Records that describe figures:

[Start]

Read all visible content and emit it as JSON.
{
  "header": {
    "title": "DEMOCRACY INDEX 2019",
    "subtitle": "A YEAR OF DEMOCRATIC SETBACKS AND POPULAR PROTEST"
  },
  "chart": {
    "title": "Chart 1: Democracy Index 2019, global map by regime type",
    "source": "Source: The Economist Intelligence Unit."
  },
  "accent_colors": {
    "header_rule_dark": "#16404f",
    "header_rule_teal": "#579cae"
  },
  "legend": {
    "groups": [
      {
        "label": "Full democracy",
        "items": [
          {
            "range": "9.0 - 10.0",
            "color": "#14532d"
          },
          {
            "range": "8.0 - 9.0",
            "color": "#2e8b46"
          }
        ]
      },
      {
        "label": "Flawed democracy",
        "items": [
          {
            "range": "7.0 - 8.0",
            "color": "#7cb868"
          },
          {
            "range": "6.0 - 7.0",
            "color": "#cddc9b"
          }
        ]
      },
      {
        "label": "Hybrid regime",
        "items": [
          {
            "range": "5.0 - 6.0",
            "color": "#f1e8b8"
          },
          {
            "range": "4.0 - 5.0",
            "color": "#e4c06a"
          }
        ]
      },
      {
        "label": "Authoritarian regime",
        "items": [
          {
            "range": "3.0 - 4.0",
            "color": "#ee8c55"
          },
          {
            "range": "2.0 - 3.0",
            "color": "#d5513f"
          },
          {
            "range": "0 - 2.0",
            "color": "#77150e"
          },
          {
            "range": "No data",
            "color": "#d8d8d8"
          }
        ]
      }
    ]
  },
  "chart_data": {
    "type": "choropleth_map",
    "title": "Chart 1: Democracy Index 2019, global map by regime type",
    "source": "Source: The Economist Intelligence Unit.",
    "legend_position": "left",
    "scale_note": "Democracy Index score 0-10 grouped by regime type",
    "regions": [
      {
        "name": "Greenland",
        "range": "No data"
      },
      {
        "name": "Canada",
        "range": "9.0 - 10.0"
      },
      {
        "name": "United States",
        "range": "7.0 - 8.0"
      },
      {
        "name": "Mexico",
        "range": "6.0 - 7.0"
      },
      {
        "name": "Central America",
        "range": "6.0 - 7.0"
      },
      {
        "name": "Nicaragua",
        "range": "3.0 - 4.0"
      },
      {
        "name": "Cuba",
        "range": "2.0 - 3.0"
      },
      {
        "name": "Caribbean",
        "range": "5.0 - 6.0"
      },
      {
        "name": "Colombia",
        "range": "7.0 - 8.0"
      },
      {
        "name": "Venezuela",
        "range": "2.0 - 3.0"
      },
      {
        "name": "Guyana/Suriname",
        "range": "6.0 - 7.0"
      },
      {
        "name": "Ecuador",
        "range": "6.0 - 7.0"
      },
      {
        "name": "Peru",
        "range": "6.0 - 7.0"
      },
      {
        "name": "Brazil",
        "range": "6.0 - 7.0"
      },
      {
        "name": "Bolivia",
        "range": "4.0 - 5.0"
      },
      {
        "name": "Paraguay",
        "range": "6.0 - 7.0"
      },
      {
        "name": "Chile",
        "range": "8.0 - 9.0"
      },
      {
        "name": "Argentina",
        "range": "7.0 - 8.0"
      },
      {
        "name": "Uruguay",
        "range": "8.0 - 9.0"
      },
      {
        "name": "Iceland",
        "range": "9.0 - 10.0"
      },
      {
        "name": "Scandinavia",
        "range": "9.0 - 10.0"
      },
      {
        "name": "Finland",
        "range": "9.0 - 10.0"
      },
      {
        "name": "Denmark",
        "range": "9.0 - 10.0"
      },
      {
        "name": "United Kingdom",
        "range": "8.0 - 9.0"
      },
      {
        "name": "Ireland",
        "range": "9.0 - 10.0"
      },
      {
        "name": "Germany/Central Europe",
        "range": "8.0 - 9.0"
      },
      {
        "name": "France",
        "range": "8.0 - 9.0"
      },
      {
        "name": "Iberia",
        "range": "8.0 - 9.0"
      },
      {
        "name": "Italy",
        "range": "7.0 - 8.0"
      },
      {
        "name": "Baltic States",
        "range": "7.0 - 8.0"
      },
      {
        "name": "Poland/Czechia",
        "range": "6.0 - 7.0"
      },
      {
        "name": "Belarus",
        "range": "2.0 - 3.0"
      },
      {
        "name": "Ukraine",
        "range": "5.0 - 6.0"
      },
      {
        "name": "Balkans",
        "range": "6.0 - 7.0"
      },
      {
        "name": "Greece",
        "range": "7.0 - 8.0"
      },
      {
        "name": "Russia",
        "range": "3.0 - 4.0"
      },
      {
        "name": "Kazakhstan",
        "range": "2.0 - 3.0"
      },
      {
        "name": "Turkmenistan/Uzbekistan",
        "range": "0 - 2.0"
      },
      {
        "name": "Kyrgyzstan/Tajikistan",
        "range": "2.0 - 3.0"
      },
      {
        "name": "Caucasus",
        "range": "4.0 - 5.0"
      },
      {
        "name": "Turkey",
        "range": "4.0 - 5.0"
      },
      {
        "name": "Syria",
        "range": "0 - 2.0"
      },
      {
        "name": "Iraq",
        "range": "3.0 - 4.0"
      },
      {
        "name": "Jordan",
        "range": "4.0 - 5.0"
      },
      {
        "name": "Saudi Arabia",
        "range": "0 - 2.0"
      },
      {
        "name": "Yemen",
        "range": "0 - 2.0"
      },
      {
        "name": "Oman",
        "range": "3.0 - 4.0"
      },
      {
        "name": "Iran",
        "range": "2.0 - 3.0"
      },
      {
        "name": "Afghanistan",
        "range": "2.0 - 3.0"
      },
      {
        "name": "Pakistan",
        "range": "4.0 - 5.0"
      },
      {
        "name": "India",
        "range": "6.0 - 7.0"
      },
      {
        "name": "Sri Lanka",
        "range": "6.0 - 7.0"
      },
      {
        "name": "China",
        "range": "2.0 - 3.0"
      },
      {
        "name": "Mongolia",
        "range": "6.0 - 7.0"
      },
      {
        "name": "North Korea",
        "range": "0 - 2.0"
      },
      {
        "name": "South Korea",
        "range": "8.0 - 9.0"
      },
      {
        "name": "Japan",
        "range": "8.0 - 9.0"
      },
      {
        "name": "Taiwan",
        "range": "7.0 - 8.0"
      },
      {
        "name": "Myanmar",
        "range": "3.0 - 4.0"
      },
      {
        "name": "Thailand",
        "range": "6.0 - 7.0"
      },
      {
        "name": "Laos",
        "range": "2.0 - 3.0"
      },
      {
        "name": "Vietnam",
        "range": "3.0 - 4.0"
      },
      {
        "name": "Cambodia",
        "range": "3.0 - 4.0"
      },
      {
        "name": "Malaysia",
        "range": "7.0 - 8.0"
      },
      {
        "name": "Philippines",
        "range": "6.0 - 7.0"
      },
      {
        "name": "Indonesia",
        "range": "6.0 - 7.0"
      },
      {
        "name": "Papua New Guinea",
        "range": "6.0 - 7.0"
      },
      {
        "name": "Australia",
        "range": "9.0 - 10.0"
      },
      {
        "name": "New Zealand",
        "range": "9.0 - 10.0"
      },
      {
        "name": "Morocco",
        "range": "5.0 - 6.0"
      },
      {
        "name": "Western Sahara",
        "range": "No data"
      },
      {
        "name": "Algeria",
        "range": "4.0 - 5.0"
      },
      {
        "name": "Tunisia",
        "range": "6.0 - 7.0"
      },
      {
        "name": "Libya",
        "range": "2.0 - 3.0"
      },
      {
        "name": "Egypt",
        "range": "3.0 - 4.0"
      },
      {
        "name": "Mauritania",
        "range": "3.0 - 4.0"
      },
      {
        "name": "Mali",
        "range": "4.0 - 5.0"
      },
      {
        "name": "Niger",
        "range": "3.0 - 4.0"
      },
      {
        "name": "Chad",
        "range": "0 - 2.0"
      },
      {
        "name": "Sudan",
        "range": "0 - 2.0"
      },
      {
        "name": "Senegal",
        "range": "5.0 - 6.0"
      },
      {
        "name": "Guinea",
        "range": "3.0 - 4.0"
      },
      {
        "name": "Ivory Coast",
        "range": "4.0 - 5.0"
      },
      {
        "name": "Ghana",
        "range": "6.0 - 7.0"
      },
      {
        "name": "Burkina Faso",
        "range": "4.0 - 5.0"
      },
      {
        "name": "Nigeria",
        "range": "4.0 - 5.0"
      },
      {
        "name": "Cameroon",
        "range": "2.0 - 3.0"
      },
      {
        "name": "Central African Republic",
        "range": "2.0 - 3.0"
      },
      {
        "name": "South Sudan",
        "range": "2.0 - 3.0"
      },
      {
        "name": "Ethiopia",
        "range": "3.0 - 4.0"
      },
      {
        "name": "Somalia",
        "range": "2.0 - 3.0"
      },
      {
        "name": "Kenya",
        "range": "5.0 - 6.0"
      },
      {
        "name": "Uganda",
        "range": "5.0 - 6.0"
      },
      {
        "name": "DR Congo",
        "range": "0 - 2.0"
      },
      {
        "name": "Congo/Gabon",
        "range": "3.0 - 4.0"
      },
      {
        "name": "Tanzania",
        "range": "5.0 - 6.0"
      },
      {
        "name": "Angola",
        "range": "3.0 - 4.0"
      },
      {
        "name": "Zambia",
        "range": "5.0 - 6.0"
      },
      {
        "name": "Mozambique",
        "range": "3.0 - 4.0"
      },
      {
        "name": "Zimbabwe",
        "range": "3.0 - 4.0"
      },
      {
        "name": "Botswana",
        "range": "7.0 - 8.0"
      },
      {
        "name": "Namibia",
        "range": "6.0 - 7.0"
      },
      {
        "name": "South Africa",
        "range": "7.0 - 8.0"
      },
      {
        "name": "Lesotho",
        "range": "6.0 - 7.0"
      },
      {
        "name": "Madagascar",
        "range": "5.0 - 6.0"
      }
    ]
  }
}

[End]

## Directive
List all lines above in which the string "label" appears.

## Output for this task
        "label": "Full democracy",
        "label": "Flawed democracy",
        "label": "Hybrid regime",
        "label": "Authoritarian regime",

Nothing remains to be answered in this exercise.